__Aim__
Please convert every line of the material below into a JSON list of strings, one string per line, leaving out blank lines and the pictures.

>> begin Record extracts

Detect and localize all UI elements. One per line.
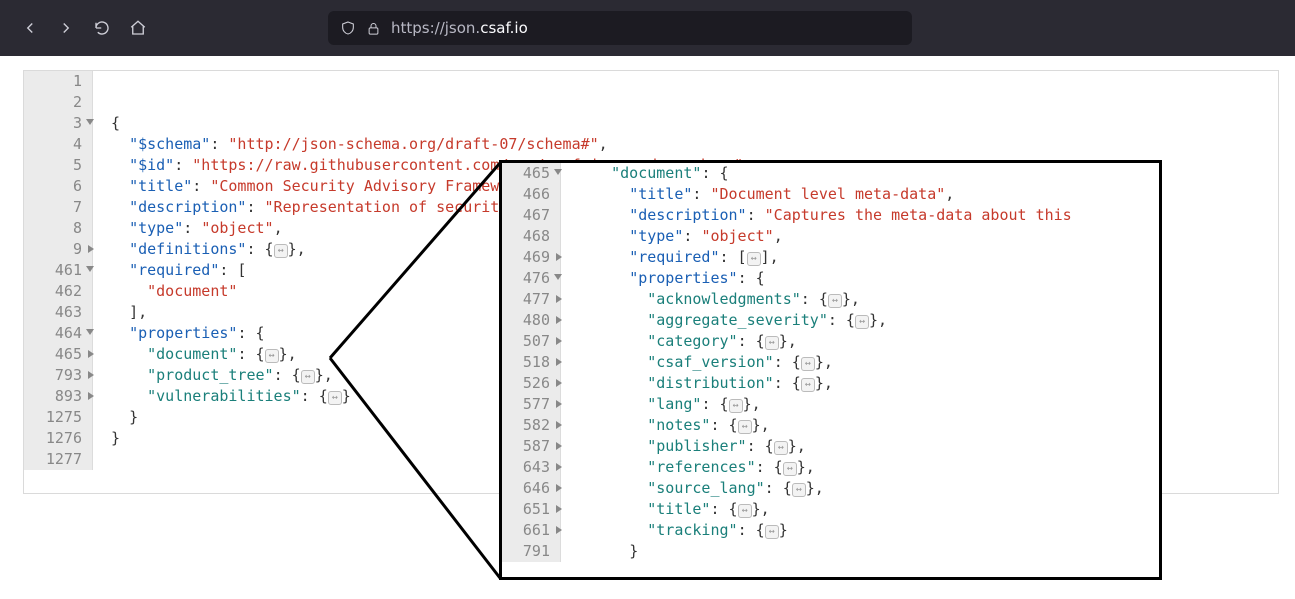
code-line[interactable]: "csaf_version": {↔},	[575, 352, 1072, 373]
fold-marker[interactable]: ↔	[774, 441, 788, 455]
code-line[interactable]: }	[575, 541, 1072, 562]
line-gutter: 4654664674684694764774805075185265775825…	[502, 163, 561, 562]
fold-marker[interactable]: ↔	[828, 294, 842, 308]
fold-marker[interactable]: ↔	[783, 462, 797, 476]
gutter-line[interactable]: 577	[502, 394, 552, 415]
code-line[interactable]: {	[111, 113, 897, 134]
code-line[interactable]: "tracking": {↔}	[575, 520, 1072, 541]
fold-marker[interactable]: ↔	[265, 349, 279, 363]
code-line[interactable]: "document": {	[575, 163, 1072, 184]
gutter-line[interactable]: 2	[24, 92, 84, 113]
gutter-line[interactable]: 526	[502, 373, 552, 394]
browser-toolbar: https://json.csaf.io	[0, 0, 1295, 56]
gutter-line[interactable]: 893	[24, 386, 84, 407]
code-line[interactable]: "references": {↔},	[575, 457, 1072, 478]
gutter-line[interactable]: 464	[24, 323, 84, 344]
fold-marker[interactable]: ↔	[801, 357, 815, 371]
gutter-line[interactable]: 461	[24, 260, 84, 281]
gutter-line[interactable]: 466	[502, 184, 552, 205]
gutter-line[interactable]: 643	[502, 457, 552, 478]
gutter-line[interactable]: 651	[502, 499, 552, 520]
gutter-line[interactable]: 507	[502, 331, 552, 352]
code-area[interactable]: "document": { "title": "Document level m…	[561, 163, 1072, 562]
gutter-line[interactable]: 4	[24, 134, 84, 155]
shield-icon	[340, 20, 356, 36]
gutter-line[interactable]: 465	[24, 344, 84, 365]
gutter-line[interactable]: 468	[502, 226, 552, 247]
gutter-line[interactable]: 518	[502, 352, 552, 373]
gutter-line[interactable]: 9	[24, 239, 84, 260]
fold-marker[interactable]: ↔	[729, 399, 743, 413]
fold-marker[interactable]: ↔	[274, 244, 288, 258]
json-viewer-zoom: 4654664674684694764774805075185265775825…	[499, 160, 1162, 580]
fold-marker[interactable]: ↔	[801, 378, 815, 392]
gutter-line[interactable]: 1277	[24, 449, 84, 470]
code-line[interactable]: "category": {↔},	[575, 331, 1072, 352]
gutter-line[interactable]: 462	[24, 281, 84, 302]
code-line[interactable]: "aggregate_severity": {↔},	[575, 310, 1072, 331]
gutter-line[interactable]: 480	[502, 310, 552, 331]
code-line[interactable]: "notes": {↔},	[575, 415, 1072, 436]
code-line[interactable]: "acknowledgments": {↔},	[575, 289, 1072, 310]
gutter-line[interactable]: 3	[24, 113, 84, 134]
code-line[interactable]	[111, 71, 897, 92]
fold-marker[interactable]: ↔	[738, 420, 752, 434]
fold-marker[interactable]: ↔	[747, 252, 761, 266]
code-line[interactable]: "description": "Captures the meta-data a…	[575, 205, 1072, 226]
code-line[interactable]: "title": "Document level meta-data",	[575, 184, 1072, 205]
fold-marker[interactable]: ↔	[328, 391, 342, 405]
fold-marker[interactable]: ↔	[765, 525, 779, 539]
url-bar[interactable]: https://json.csaf.io	[328, 11, 912, 45]
code-line[interactable]: "lang": {↔},	[575, 394, 1072, 415]
gutter-line[interactable]: 476	[502, 268, 552, 289]
gutter-line[interactable]: 582	[502, 415, 552, 436]
gutter-line[interactable]: 8	[24, 218, 84, 239]
code-line[interactable]: "title": {↔},	[575, 499, 1072, 520]
lock-icon	[366, 21, 381, 36]
fold-marker[interactable]: ↔	[301, 370, 315, 384]
code-line[interactable]: "$schema": "http://json-schema.org/draft…	[111, 134, 897, 155]
gutter-line[interactable]: 469	[502, 247, 552, 268]
code-line[interactable]: "type": "object",	[575, 226, 1072, 247]
reload-button[interactable]	[86, 12, 118, 44]
gutter-line[interactable]: 791	[502, 541, 552, 562]
code-line[interactable]: "source_lang": {↔},	[575, 478, 1072, 499]
home-button[interactable]	[122, 12, 154, 44]
gutter-line[interactable]: 661	[502, 520, 552, 541]
gutter-line[interactable]: 7	[24, 197, 84, 218]
fold-marker[interactable]: ↔	[792, 483, 806, 497]
url-text: https://json.csaf.io	[391, 19, 528, 37]
gutter-line[interactable]: 5	[24, 155, 84, 176]
gutter-line[interactable]: 477	[502, 289, 552, 310]
gutter-line[interactable]: 1	[24, 71, 84, 92]
gutter-line[interactable]: 463	[24, 302, 84, 323]
gutter-line[interactable]: 1275	[24, 407, 84, 428]
code-line[interactable]: "required": [↔],	[575, 247, 1072, 268]
gutter-line[interactable]: 587	[502, 436, 552, 457]
gutter-line[interactable]: 465	[502, 163, 552, 184]
forward-button[interactable]	[50, 12, 82, 44]
code-line[interactable]: "distribution": {↔},	[575, 373, 1072, 394]
gutter-line[interactable]: 1276	[24, 428, 84, 449]
fold-marker[interactable]: ↔	[765, 336, 779, 350]
back-button[interactable]	[14, 12, 46, 44]
fold-marker[interactable]: ↔	[855, 315, 869, 329]
gutter-line[interactable]: 6	[24, 176, 84, 197]
gutter-line[interactable]: 793	[24, 365, 84, 386]
code-line[interactable]: "properties": {	[575, 268, 1072, 289]
fold-marker[interactable]: ↔	[738, 504, 752, 518]
gutter-line[interactable]: 646	[502, 478, 552, 499]
code-line[interactable]: "publisher": {↔},	[575, 436, 1072, 457]
line-gutter: 1234567894614624634644657938931275127612…	[24, 71, 93, 470]
code-line[interactable]	[111, 92, 897, 113]
gutter-line[interactable]: 467	[502, 205, 552, 226]
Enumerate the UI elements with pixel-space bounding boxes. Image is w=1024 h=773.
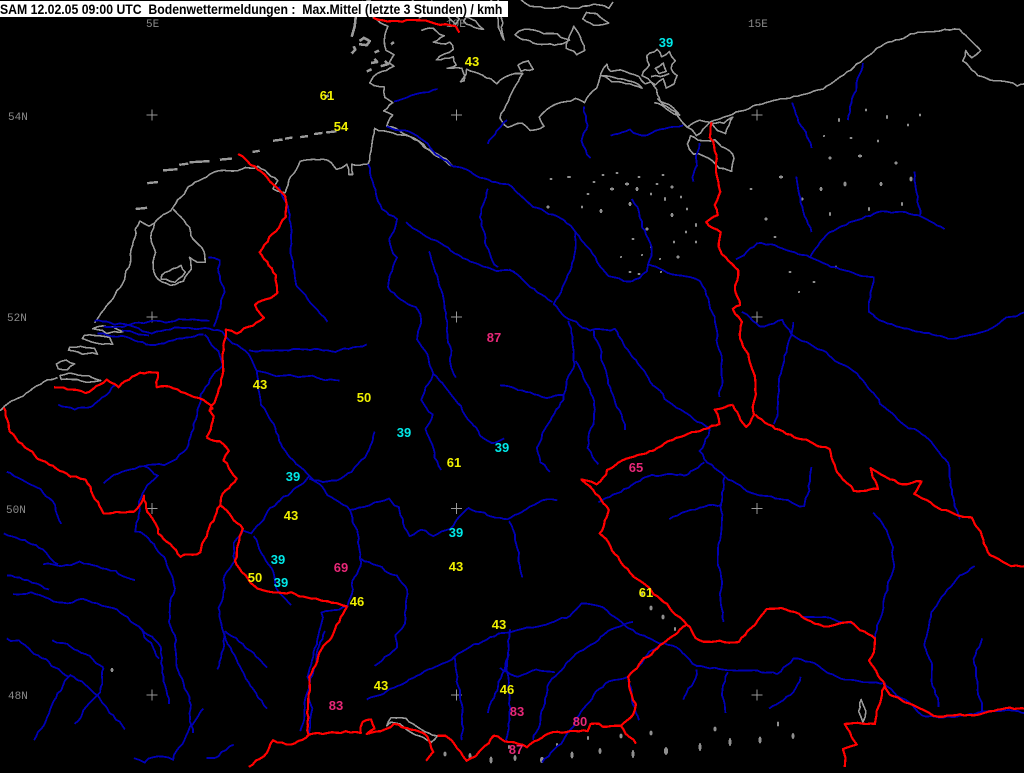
svg-text:65: 65 — [629, 460, 643, 475]
svg-text:43: 43 — [465, 54, 479, 69]
svg-text:61: 61 — [639, 585, 653, 600]
svg-text:5E: 5E — [146, 19, 160, 31]
svg-text:43: 43 — [374, 678, 388, 693]
svg-text:54: 54 — [334, 119, 349, 134]
svg-text:39: 39 — [495, 440, 509, 455]
svg-text:83: 83 — [510, 704, 524, 719]
svg-text:43: 43 — [284, 508, 298, 523]
svg-text:87: 87 — [509, 742, 523, 757]
svg-text:39: 39 — [659, 35, 673, 50]
svg-text:39: 39 — [274, 575, 288, 590]
svg-text:39: 39 — [286, 469, 300, 484]
svg-text:43: 43 — [253, 377, 267, 392]
svg-text:87: 87 — [487, 330, 501, 345]
svg-text:15E: 15E — [748, 19, 768, 31]
svg-text:50: 50 — [357, 390, 371, 405]
svg-text:54N: 54N — [8, 112, 28, 124]
svg-text:48N: 48N — [8, 691, 28, 703]
svg-text:80: 80 — [573, 714, 587, 729]
svg-text:43: 43 — [449, 559, 463, 574]
svg-text:46: 46 — [500, 682, 514, 697]
svg-text:83: 83 — [329, 698, 343, 713]
svg-text:52N: 52N — [7, 313, 27, 325]
svg-text:43: 43 — [492, 617, 506, 632]
svg-text:69: 69 — [334, 560, 348, 575]
svg-text:61: 61 — [447, 455, 461, 470]
svg-text:50N: 50N — [6, 505, 26, 517]
svg-text:61: 61 — [320, 88, 334, 103]
svg-text:39: 39 — [397, 425, 411, 440]
svg-text:39: 39 — [271, 552, 285, 567]
svg-text:50: 50 — [248, 570, 262, 585]
svg-text:46: 46 — [350, 594, 364, 609]
svg-text:39: 39 — [449, 525, 463, 540]
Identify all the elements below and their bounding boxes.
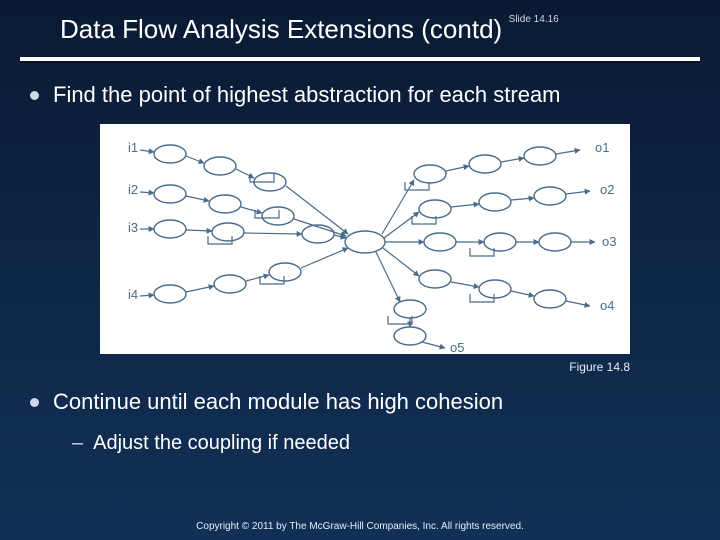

>> end Record extracts

__Written response__
[
  "Detect and localize all UI elements. One per line.",
  "code-line[interactable]: \"csaf_version\": {↔},\t[575, 352, 1072, 373]",
  "fold-marker[interactable]: ↔\t[774, 441, 788, 455]",
  "code-line[interactable]: }\t[575, 541, 1072, 562]",
  "line-gutter: 4654664674684694764774805075185265775825…\t[502, 163, 561, 562]",
  "fold-marker[interactable]: ↔\t[828, 294, 842, 308]",
  "fold-marker[interactable]: ↔\t[783, 462, 797, 476]",
  "gutter-line[interactable]: 577\t[502, 394, 552, 415]",
  "code-line[interactable]: {\t[111, 113, 897, 134]",
  "code-line[interactable]: \"tracking\": {↔}\t[575, 520, 1072, 541]",
  "fold-marker[interactable]: ↔\t[265, 349, 279, 363]",
  "code-line[interactable]: \"document\": {\t[575, 163, 1072, 184]",
  "gutter-line[interactable]: 2\t[24, 92, 84, 113]",
  "gutter-line[interactable]: 526\t[502, 373, 552, 394]",
  "browser-toolbar: https://json.csaf.io\t[0, 0, 1295, 56]",
  "gutter-line[interactable]: 893\t[24, 386, 84, 407]",
  "code-line[interactable]: \"references\": {↔},\t[575, 457, 1072, 478]",
  "gutter-line[interactable]: 464\t[24, 323, 84, 344]",
  "fold-marker[interactable]: ↔\t[801, 357, 815, 371]",
  "gutter-line[interactable]: 461\t[24, 260, 84, 281]",
  "gutter-line[interactable]: 466\t[502, 184, 552, 205]",
  "gutter-line[interactable]: 643\t[502, 457, 552, 478]",
  "gutter-line[interactable]: 651\t[502, 499, 552, 520]",
  "gutter-line[interactable]: 507\t[502, 331, 552, 352]",
  "code-area[interactable]: \"document\": { \"title\": \"Document level m…\t[561, 163, 1072, 562]",
  "gutter-line[interactable]: 4\t[24, 134, 84, 155]",
  "shield-icon\t[340, 20, 356, 36]",
  "gutter-line[interactable]: 465\t[24, 344, 84, 365]",
  "gutter-line[interactable]: 468\t[502, 226, 552, 247]",
  "gutter-line[interactable]: 518\t[502, 352, 552, 373]",
  "gutter-line[interactable]: 9\t[24, 239, 84, 260]",
  "fold-marker[interactable]: ↔\t[729, 399, 743, 413]",
  "fold-marker[interactable]: ↔\t[274, 244, 288, 258]",
  "json-viewer-zoom: 4654664674684694764774805075185265775825…\t[499, 160, 1162, 580]",
  "fold-marker[interactable]: ↔\t[801, 378, 815, 392]",
  "gutter-line[interactable]: 1277\t[24, 449, 84, 470]",
  "code-line[interactable]: \"category\": {↔},\t[575, 331, 1072, 352]",
  "gutter-line[interactable]: 462\t[24, 281, 84, 302]",
  "code-line[interactable]: \"aggregate_severity\": {↔},\t[575, 310, 1072, 331]",
  "gutter-line[interactable]: 480\t[502, 310, 552, 331]",
  "code-line[interactable]: \"notes\": {↔},\t[575, 415, 1072, 436]",
  "code-line[interactable]: \"acknowledgments\": {↔},\t[575, 289, 1072, 310]",
  "gutter-line[interactable]: 3\t[24, 113, 84, 134]",
  "code-line[interactable]\t[111, 71, 897, 92]",
  "fold-marker[interactable]: ↔\t[738, 420, 752, 434]",
  "fold-marker[interactable]: ↔\t[747, 252, 761, 266]",
  "code-line[interactable]: \"description\": \"Captures the meta-data a…\t[575, 205, 1072, 226]",
  "code-line[interactable]: \"title\": \"Document level meta-data\",\t[575, 184, 1072, 205]",
  "fold-marker[interactable]: ↔\t[328, 391, 342, 405]",
  "fold-marker[interactable]: ↔\t[765, 525, 779, 539]",
  "url-bar[interactable]: https://json.csaf.io\t[328, 11, 912, 45]",
  "code-line[interactable]: \"lang\": {↔},\t[575, 394, 1072, 415]",
  "gutter-line[interactable]: 476\t[502, 268, 552, 289]",
  "gutter-line[interactable]: 582\t[502, 415, 552, 436]",
  "gutter-line[interactable]: 8\t[24, 218, 84, 239]",
  "code-line[interactable]: \"title\": {↔},\t[575, 499, 1072, 520]",
  "lock-icon\t[366, 21, 381, 36]",
  "fold-marker[interactable]: ↔\t[301, 370, 315, 384]",
  "code-line[interactable]: \"$schema\": \"http://json-schema.org/draft…\t[111, 134, 897, 155]",
  "gutter-line[interactable]: 469\t[502, 247, 552, 268]",
  "code-line[interactable]: \"type\": \"object\",\t[575, 226, 1072, 247]",
  "reload-button[interactable]\t[86, 12, 118, 44]",
  "gutter-line[interactable]: 791\t[502, 541, 552, 562]",
  "code-line[interactable]: \"source_lang\": {↔},\t[575, 478, 1072, 499]",
  "home-button[interactable]\t[122, 12, 154, 44]",
  "gutter-line[interactable]: 661\t[502, 520, 552, 541]",
  "gutter-line[interactable]: 7\t[24, 197, 84, 218]",
  "fold-marker[interactable]: ↔\t[792, 483, 806, 497]",
  "url-text: https://json.csaf.io\t[391, 19, 528, 37]",
  "gutter-line[interactable]: 5\t[24, 155, 84, 176]",
  "gutter-line[interactable]: 477\t[502, 289, 552, 310]",
  "gutter-line[interactable]: 1\t[24, 71, 84, 92]",
  "gutter-line[interactable]: 463\t[24, 302, 84, 323]",
  "gutter-line[interactable]: 1275\t[24, 407, 84, 428]",
  "code-line[interactable]: \"required\": [↔],\t[575, 247, 1072, 268]",
  "gutter-line[interactable]: 587\t[502, 436, 552, 457]",
  "gutter-line[interactable]: 465\t[502, 163, 552, 184]",
  "forward-button[interactable]\t[50, 12, 82, 44]",
  "code-line[interactable]: \"distribution\": {↔},\t[575, 373, 1072, 394]",
  "gutter-line[interactable]: 1276\t[24, 428, 84, 449]",
  "fold-marker[interactable]: ↔\t[765, 336, 779, 350]",
  "back-button[interactable]\t[14, 12, 46, 44]",
  "fold-marker[interactable]: ↔\t[855, 315, 869, 329]",
  "gutter-line[interactable]: 6\t[24, 176, 84, 197]",
  "gutter-line[interactable]: 793\t[24, 365, 84, 386]",
  "code-line[interactable]: \"properties\": {\t[575, 268, 1072, 289]",
  "fold-marker[interactable]: ↔\t[738, 504, 752, 518]",
  "gutter-line[interactable]: 646\t[502, 478, 552, 499]",
  "code-line[interactable]: \"publisher\": {↔},\t[575, 436, 1072, 457]",
  "line-gutter: 1234567894614624634644657938931275127612…\t[24, 71, 93, 470]",
  "code-line[interactable]\t[111, 92, 897, 113]",
  "gutter-line[interactable]: 467\t[502, 205, 552, 226]",
  "Enumerate the UI elements with pixel-space bounding boxes. Image is w=1024 h=773.",
  "svg-text:65: 65 — [629, 460, 643, 475]",
  "svg-text:43: 43 — [465, 54, 479, 69]",
  "svg-text:61: 61 — [639, 585, 653, 600]",
  "svg-text:5E: 5E — [146, 19, 160, 31]",
  "svg-text:43: 43 — [374, 678, 388, 693]",
  "svg-text:54: 54 — [334, 119, 349, 134]",
  "svg-text:39: 39 — [495, 440, 509, 455]",
  "svg-text:83: 83 — [510, 704, 524, 719]",
  "svg-text:43: 43 — [284, 508, 298, 523]",
  "svg-text:87: 87 — [509, 742, 523, 757]",
  "svg-text:39: 39 — [659, 35, 673, 50]",
  "svg-text:39: 39 — [274, 575, 288, 590]",
  "svg-text:39: 39 — [286, 469, 300, 484]",
  "svg-text:43: 43 — [253, 377, 267, 392]",
  "svg-text:87: 87 — [487, 330, 501, 345]",
  "svg-text:15E: 15E — [748, 19, 768, 31]",
  "svg-text:50: 50 — [357, 390, 371, 405]",
  "svg-text:54N: 54N — [8, 112, 28, 124]",
  "svg-text:48N: 48N — [8, 691, 28, 703]",
  "svg-text:80: 80 — [573, 714, 587, 729]",
  "svg-text:43: 43 — [449, 559, 463, 574]",
  "svg-text:46: 46 — [500, 682, 514, 697]",
  "svg-text:83: 83 — [329, 698, 343, 713]",
  "svg-text:52N: 52N — [7, 313, 27, 325]",
  "svg-text:43: 43 — [492, 617, 506, 632]",
  "svg-text:69: 69 — [334, 560, 348, 575]",
  "svg-text:61: 61 — [447, 455, 461, 470]",
  "svg-text:50N: 50N — [6, 505, 26, 517]",
  "svg-text:61: 61 — [320, 88, 334, 103]",
  "svg-text:39: 39 — [397, 425, 411, 440]",
  "svg-text:39: 39 — [271, 552, 285, 567]",
  "svg-text:50: 50 — [248, 570, 262, 585]",
  "svg-text:46: 46 — [350, 594, 364, 609]",
  "svg-text:39: 39 — [449, 525, 463, 540]",
  "Identify all the elements below and their bounding boxes."
]